AIM OF THE EXERCISE: Repeat exactly each line of the data provided below.

INPUT MATERIAL:
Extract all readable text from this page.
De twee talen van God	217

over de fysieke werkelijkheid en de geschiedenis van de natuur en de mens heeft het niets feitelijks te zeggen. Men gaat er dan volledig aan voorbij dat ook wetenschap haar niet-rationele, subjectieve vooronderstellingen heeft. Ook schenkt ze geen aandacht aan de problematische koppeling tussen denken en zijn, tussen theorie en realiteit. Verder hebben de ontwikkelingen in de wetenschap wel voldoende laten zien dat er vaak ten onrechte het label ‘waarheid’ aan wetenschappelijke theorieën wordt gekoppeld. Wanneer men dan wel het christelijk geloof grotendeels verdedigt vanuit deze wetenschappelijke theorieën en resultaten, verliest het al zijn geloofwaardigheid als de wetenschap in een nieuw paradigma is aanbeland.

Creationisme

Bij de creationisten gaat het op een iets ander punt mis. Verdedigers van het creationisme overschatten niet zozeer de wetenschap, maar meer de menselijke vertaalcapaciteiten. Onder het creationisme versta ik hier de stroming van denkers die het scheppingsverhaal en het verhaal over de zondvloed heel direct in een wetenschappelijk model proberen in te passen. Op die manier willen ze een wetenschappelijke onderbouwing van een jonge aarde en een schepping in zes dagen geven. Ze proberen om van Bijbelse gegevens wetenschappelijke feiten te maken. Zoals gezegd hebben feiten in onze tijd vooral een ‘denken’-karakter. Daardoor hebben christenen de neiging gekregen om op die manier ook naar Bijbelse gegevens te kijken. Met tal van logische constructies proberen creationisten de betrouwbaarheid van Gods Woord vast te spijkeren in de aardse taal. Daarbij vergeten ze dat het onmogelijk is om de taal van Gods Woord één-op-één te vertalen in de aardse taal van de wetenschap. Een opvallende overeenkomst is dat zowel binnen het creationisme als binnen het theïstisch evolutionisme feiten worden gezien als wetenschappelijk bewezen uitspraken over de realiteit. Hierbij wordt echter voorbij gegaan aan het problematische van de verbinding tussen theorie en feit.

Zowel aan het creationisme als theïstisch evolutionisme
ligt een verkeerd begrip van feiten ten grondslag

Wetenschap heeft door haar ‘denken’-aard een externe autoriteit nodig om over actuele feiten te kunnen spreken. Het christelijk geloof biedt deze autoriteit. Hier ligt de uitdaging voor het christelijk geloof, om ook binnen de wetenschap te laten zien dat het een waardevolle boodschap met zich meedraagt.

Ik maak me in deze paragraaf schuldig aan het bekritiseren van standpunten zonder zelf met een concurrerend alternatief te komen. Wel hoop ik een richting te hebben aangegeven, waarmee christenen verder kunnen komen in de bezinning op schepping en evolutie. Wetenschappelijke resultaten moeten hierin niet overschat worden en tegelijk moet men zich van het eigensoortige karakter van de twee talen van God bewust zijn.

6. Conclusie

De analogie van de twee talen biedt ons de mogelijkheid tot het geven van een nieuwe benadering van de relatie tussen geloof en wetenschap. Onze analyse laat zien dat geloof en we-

EXERCISE OUTPUT:
Extract all readable text from this page.
De twee talen van God	217

over de fysieke werkelijkheid en de geschiedenis van de natuur en de mens heeft het niets feitelijks te zeggen. Men gaat er dan volledig aan voorbij dat ook wetenschap haar niet-rationele, subjectieve vooronderstellingen heeft. Ook schenkt ze geen aandacht aan de problematische koppeling tussen denken en zijn, tussen theorie en realiteit. Verder hebben de ontwikkelingen in de wetenschap wel voldoende laten zien dat er vaak ten onrechte het label ‘waarheid’ aan wetenschappelijke theorieën wordt gekoppeld. Wanneer men dan wel het christelijk geloof grotendeels verdedigt vanuit deze wetenschappelijke theorieën en resultaten, verliest het al zijn geloofwaardigheid als de wetenschap in een nieuw paradigma is aanbeland.

Creationisme

Bij de creationisten gaat het op een iets ander punt mis. Verdedigers van het creationisme overschatten niet zozeer de wetenschap, maar meer de menselijke vertaalcapaciteiten. Onder het creationisme versta ik hier de stroming van denkers die het scheppingsverhaal en het verhaal over de zondvloed heel direct in een wetenschappelijk model proberen in te passen. Op die manier willen ze een wetenschappelijke onderbouwing van een jonge aarde en een schepping in zes dagen geven. Ze proberen om van Bijbelse gegevens wetenschappelijke feiten te maken. Zoals gezegd hebben feiten in onze tijd vooral een ‘denken’-karakter. Daardoor hebben christenen de neiging gekregen om op die manier ook naar Bijbelse gegevens te kijken. Met tal van logische constructies proberen creationisten de betrouwbaarheid van Gods Woord vast te spijkeren in de aardse taal. Daarbij vergeten ze dat het onmogelijk is om de taal van Gods Woord één-op-één te vertalen in de aardse taal van de wetenschap. Een opvallende overeenkomst is dat zowel binnen het creationisme als binnen het theïstisch evolutionisme feiten worden gezien als wetenschappelijk bewezen uitspraken over de realiteit. Hierbij wordt echter voorbij gegaan aan het problematische van de verbinding tussen theorie en feit.

Zowel aan het creationisme als theïstisch evolutionisme
ligt een verkeerd begrip van feiten ten grondslag

Wetenschap heeft door haar ‘denken’-aard een externe autoriteit nodig om over actuele feiten te kunnen spreken. Het christelijk geloof biedt deze autoriteit. Hier ligt de uitdaging voor het christelijk geloof, om ook binnen de wetenschap te laten zien dat het een waardevolle boodschap met zich meedraagt.

Ik maak me in deze paragraaf schuldig aan het bekritiseren van standpunten zonder zelf met een concurrerend alternatief te komen. Wel hoop ik een richting te hebben aangegeven, waarmee christenen verder kunnen komen in de bezinning op schepping en evolutie. Wetenschappelijke resultaten moeten hierin niet overschat worden en tegelijk moet men zich van het eigensoortige karakter van de twee talen van God bewust zijn.

6. Conclusie

De analogie van de twee talen biedt ons de mogelijkheid tot het geven van een nieuwe benadering van de relatie tussen geloof en wetenschap. Onze analyse laat zien dat geloof en we-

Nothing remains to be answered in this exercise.